** Start **
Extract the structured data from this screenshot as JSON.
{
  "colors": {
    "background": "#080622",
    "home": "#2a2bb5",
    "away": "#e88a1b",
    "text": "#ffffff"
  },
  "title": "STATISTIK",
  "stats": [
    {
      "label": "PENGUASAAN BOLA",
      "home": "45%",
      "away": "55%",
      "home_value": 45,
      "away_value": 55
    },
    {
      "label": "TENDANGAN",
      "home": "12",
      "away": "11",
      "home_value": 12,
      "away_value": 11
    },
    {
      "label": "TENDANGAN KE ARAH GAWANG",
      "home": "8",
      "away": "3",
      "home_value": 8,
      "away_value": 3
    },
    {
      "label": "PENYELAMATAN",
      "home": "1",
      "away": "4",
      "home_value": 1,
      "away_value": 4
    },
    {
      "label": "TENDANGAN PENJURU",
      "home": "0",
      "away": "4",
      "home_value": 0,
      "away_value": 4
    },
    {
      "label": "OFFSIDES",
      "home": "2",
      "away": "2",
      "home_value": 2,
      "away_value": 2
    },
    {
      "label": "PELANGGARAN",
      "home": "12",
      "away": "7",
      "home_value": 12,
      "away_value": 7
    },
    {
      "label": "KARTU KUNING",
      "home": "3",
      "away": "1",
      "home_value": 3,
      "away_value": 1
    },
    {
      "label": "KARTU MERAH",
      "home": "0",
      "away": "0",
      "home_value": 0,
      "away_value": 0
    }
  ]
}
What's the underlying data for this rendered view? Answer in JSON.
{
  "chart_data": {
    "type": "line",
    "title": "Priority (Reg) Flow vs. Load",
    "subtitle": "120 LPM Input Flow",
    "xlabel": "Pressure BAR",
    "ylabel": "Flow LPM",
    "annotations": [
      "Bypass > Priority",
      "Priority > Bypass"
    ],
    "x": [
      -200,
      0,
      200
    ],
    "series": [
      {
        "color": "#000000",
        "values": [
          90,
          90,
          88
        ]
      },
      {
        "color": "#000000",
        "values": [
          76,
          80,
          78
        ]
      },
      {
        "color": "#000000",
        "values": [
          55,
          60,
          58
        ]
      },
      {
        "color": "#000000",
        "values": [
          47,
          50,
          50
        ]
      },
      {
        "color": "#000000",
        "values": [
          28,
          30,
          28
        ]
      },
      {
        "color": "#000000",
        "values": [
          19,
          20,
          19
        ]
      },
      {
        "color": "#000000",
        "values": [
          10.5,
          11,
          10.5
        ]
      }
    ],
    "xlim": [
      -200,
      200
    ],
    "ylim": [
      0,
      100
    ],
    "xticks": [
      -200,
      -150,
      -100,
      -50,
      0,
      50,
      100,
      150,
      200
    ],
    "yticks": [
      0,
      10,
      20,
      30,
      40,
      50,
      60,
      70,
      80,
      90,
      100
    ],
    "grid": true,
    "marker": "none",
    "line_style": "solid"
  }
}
** End **
Repeat each entry word for word.

**PROBLEM SOLUTION**
Extract the structured data from this screenshot as JSON.
{
  "colors": {
    "background": "#080622",
    "home": "#2a2bb5",
    "away": "#e88a1b",
    "text": "#ffffff"
  },
  "title": "STATISTIK",
  "stats": [
    {
      "label": "PENGUASAAN BOLA",
      "home": "45%",
      "away": "55%",
      "home_value": 45,
      "away_value": 55
    },
    {
      "label": "TENDANGAN",
      "home": "12",
      "away": "11",
      "home_value": 12,
      "away_value": 11
    },
    {
      "label": "TENDANGAN KE ARAH GAWANG",
      "home": "8",
      "away": "3",
      "home_value": 8,
      "away_value": 3
    },
    {
      "label": "PENYELAMATAN",
      "home": "1",
      "away": "4",
      "home_value": 1,
      "away_value": 4
    },
    {
      "label": "TENDANGAN PENJURU",
      "home": "0",
      "away": "4",
      "home_value": 0,
      "away_value": 4
    },
    {
      "label": "OFFSIDES",
      "home": "2",
      "away": "2",
      "home_value": 2,
      "away_value": 2
    },
    {
      "label": "PELANGGARAN",
      "home": "12",
      "away": "7",
      "home_value": 12,
      "away_value": 7
    },
    {
      "label": "KARTU KUNING",
      "home": "3",
      "away": "1",
      "home_value": 3,
      "away_value": 1
    },
    {
      "label": "KARTU MERAH",
      "home": "0",
      "away": "0",
      "home_value": 0,
      "away_value": 0
    }
  ]
}
What's the underlying data for this rendered view? Answer in JSON.
{
  "chart_data": {
    "type": "line",
    "title": "Priority (Reg) Flow vs. Load",
    "subtitle": "120 LPM Input Flow",
    "xlabel": "Pressure BAR",
    "ylabel": "Flow LPM",
    "annotations": [
      "Bypass > Priority",
      "Priority > Bypass"
    ],
    "x": [
      -200,
      0,
      200
    ],
    "series": [
      {
        "color": "#000000",
        "values": [
          90,
          90,
          88
        ]
      },
      {
        "color": "#000000",
        "values": [
          76,
          80,
          78
        ]
      },
      {
        "color": "#000000",
        "values": [
          55,
          60,
          58
        ]
      },
      {
        "color": "#000000",
        "values": [
          47,
          50,
          50
        ]
      },
      {
        "color": "#000000",
        "values": [
          28,
          30,
          28
        ]
      },
      {
        "color": "#000000",
        "values": [
          19,
          20,
          19
        ]
      },
      {
        "color": "#000000",
        "values": [
          10.5,
          11,
          10.5
        ]
      }
    ],
    "xlim": [
      -200,
      200
    ],
    "ylim": [
      0,
      100
    ],
    "xticks": [
      -200,
      -150,
      -100,
      -50,
      0,
      50,
      100,
      150,
      200
    ],
    "yticks": [
      0,
      10,
      20,
      30,
      40,
      50,
      60,
      70,
      80,
      90,
      100
    ],
    "grid": true,
    "marker": "none",
    "line_style": "solid"
  }
}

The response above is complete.